#### Extracted data entries
§
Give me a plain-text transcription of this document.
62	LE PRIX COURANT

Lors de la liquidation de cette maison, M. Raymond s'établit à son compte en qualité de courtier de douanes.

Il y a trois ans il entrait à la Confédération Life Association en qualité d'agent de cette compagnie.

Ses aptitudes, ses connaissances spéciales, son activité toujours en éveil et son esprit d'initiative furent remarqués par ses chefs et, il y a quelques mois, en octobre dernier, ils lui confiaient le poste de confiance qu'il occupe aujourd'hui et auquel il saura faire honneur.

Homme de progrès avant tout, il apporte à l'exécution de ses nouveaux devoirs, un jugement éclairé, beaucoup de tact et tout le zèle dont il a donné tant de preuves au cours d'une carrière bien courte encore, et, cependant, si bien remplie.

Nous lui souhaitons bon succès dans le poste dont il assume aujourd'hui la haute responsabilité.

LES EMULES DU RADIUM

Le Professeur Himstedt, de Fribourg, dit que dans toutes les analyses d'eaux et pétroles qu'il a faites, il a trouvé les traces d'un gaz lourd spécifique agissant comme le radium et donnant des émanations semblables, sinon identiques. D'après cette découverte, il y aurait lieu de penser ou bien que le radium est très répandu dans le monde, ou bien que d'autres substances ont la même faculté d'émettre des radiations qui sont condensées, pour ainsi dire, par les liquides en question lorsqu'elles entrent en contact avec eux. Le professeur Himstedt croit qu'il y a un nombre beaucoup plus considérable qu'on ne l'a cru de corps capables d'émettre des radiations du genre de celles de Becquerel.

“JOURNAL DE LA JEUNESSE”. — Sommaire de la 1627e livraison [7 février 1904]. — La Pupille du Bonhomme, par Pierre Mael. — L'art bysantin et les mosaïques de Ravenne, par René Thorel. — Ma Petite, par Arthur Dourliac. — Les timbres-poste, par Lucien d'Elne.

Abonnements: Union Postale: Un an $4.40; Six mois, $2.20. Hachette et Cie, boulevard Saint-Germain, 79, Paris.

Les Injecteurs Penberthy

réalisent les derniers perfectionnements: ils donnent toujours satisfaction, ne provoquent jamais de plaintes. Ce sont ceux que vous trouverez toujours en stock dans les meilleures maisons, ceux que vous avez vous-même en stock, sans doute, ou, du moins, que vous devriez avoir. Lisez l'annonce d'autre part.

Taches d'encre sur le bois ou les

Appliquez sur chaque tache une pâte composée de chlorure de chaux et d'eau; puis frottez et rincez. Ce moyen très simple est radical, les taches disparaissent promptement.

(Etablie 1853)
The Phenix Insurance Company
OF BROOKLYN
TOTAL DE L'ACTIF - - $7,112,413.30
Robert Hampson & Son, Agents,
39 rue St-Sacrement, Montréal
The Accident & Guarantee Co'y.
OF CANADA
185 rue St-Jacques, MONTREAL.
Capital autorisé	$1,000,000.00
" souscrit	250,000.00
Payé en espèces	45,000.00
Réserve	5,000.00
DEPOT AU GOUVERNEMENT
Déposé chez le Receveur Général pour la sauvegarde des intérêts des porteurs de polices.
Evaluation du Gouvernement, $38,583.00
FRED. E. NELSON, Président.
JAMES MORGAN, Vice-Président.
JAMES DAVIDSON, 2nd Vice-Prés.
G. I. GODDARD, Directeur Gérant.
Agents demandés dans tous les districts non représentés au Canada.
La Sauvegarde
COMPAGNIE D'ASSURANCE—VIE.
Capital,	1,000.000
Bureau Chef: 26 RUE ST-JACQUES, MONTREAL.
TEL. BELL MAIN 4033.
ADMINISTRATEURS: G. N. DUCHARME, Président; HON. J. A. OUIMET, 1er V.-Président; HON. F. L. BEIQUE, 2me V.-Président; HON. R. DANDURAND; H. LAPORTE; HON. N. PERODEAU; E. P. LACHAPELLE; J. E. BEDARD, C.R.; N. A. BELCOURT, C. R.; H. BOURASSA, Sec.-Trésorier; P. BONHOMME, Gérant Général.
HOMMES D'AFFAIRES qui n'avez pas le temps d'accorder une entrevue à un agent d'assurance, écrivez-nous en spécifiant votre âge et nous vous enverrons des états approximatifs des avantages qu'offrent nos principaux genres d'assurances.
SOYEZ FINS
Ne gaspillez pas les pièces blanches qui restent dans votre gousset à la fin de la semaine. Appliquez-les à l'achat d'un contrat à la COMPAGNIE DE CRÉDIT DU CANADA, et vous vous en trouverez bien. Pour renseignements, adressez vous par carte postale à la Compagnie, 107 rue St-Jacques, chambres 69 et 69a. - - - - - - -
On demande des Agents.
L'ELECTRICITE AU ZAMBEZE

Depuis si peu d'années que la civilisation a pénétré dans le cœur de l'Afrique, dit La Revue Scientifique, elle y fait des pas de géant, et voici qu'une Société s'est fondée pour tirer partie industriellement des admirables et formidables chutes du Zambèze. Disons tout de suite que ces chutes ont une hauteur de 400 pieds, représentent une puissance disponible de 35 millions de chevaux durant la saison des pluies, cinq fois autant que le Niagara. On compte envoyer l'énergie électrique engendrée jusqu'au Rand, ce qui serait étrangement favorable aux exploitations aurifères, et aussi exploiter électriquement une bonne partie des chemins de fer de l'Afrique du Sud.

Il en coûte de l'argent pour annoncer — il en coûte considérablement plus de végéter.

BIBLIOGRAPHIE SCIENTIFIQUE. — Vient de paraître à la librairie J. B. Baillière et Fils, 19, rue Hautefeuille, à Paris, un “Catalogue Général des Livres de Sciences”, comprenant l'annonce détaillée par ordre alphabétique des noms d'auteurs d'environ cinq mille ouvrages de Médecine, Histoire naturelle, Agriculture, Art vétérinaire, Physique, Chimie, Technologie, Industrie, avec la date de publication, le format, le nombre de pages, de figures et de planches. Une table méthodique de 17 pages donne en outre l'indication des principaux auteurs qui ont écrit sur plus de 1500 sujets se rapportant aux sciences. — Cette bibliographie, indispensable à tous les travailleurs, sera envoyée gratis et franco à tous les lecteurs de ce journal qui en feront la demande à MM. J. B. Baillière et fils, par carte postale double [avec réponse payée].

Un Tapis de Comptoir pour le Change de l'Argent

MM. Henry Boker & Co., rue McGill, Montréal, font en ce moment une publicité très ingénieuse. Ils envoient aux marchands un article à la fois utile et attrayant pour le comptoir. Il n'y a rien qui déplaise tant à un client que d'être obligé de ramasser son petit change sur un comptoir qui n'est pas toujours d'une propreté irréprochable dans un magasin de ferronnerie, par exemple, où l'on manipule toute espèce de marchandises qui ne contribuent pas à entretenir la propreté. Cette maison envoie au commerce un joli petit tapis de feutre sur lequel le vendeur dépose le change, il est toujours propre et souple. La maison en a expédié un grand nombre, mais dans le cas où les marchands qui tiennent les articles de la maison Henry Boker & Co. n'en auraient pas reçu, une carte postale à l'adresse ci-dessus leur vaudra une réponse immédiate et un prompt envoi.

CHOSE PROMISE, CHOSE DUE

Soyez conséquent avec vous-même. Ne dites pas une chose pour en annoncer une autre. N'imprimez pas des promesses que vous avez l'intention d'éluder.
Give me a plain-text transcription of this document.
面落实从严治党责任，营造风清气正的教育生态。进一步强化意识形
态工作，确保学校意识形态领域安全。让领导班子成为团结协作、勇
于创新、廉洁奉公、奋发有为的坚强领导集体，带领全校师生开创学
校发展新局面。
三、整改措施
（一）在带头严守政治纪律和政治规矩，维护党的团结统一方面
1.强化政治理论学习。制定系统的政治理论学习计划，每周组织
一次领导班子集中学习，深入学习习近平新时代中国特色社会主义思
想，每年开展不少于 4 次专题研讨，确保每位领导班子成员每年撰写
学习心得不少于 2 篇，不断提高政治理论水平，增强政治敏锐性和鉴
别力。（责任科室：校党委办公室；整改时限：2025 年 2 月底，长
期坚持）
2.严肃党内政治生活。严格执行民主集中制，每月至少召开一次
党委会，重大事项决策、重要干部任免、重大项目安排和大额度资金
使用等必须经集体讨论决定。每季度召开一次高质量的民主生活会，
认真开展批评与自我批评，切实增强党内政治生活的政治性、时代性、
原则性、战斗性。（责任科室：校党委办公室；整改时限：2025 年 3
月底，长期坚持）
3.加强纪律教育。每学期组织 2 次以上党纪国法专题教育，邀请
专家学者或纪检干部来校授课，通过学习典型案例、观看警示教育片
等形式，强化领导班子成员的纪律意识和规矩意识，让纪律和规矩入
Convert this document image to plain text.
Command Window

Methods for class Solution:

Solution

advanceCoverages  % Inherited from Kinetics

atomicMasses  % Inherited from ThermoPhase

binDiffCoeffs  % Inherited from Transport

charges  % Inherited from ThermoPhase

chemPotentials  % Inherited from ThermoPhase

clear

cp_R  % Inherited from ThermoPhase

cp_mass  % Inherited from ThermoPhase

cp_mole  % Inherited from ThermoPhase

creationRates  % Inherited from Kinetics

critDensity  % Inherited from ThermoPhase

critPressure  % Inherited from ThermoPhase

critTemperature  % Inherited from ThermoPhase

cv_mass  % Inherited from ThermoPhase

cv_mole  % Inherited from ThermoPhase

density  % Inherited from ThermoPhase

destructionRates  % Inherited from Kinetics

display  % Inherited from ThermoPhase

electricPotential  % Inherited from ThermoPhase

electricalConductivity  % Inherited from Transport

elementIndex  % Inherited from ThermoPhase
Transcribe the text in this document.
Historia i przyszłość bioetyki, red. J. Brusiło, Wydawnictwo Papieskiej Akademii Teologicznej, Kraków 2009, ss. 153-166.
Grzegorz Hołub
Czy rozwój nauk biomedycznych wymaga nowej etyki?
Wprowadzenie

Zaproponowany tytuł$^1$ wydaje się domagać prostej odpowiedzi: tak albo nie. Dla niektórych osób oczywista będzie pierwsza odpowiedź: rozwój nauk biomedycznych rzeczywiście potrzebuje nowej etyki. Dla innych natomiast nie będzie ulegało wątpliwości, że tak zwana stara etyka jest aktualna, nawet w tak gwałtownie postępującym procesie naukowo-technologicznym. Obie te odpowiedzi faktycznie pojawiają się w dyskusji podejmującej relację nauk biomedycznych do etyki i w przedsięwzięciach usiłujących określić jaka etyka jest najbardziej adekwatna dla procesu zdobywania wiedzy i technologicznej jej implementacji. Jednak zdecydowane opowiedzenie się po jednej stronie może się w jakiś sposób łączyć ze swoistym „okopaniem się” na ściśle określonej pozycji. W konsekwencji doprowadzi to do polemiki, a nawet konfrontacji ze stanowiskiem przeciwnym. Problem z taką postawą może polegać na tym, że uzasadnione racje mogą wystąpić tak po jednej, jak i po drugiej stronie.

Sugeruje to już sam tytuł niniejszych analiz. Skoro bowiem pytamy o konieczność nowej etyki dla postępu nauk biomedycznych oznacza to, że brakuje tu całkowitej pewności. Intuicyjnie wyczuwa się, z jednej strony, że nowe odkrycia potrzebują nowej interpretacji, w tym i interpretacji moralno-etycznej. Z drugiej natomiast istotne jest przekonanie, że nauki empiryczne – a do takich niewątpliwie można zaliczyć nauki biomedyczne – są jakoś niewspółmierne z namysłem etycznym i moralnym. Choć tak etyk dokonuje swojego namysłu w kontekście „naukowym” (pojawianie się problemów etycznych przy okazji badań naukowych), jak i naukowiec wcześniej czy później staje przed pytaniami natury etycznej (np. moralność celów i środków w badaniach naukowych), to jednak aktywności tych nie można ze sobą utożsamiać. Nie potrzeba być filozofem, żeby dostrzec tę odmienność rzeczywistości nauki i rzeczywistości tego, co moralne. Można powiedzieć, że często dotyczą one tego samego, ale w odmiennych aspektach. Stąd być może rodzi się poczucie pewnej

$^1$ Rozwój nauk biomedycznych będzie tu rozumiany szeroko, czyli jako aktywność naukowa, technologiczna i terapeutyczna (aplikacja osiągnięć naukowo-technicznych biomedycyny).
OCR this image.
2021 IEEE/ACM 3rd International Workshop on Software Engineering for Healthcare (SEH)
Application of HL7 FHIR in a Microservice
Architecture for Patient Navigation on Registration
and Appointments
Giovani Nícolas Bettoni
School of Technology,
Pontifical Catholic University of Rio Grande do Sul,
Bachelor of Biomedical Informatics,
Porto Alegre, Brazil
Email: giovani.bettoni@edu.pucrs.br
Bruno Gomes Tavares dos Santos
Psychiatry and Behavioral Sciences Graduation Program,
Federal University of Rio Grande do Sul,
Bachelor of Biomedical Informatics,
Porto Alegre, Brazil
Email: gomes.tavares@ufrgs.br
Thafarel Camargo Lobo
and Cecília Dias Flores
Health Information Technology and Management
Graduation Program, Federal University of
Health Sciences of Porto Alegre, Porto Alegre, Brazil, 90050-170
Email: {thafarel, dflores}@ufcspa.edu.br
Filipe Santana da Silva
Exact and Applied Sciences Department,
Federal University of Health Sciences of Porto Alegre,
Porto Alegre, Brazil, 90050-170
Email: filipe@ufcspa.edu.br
§
#### TASK REQUIREMENTS
Set down, exactly and in full, the lines from the one containing "OCR this image." through the end of the entries; no other line belongs.

#### ANSWER BELOW
OCR this image.
2021 IEEE/ACM 3rd International Workshop on Software Engineering for Healthcare (SEH)
Application of HL7 FHIR in a Microservice
Architecture for Patient Navigation on Registration
and Appointments
Giovani Nícolas Bettoni
School of Technology,
Pontifical Catholic University of Rio Grande do Sul,
Bachelor of Biomedical Informatics,
Porto Alegre, Brazil
Email: giovani.bettoni@edu.pucrs.br
Bruno Gomes Tavares dos Santos
Psychiatry and Behavioral Sciences Graduation Program,
Federal University of Rio Grande do Sul,
Bachelor of Biomedical Informatics,
Porto Alegre, Brazil
Email: gomes.tavares@ufrgs.br
Thafarel Camargo Lobo
and Cecília Dias Flores
Health Information Technology and Management
Graduation Program, Federal University of
Health Sciences of Porto Alegre, Porto Alegre, Brazil, 90050-170
Email: {thafarel, dflores}@ufcspa.edu.br
Filipe Santana da Silva
Exact and Applied Sciences Department,
Federal University of Health Sciences of Porto Alegre,
Porto Alegre, Brazil, 90050-170
Email: filipe@ufcspa.edu.br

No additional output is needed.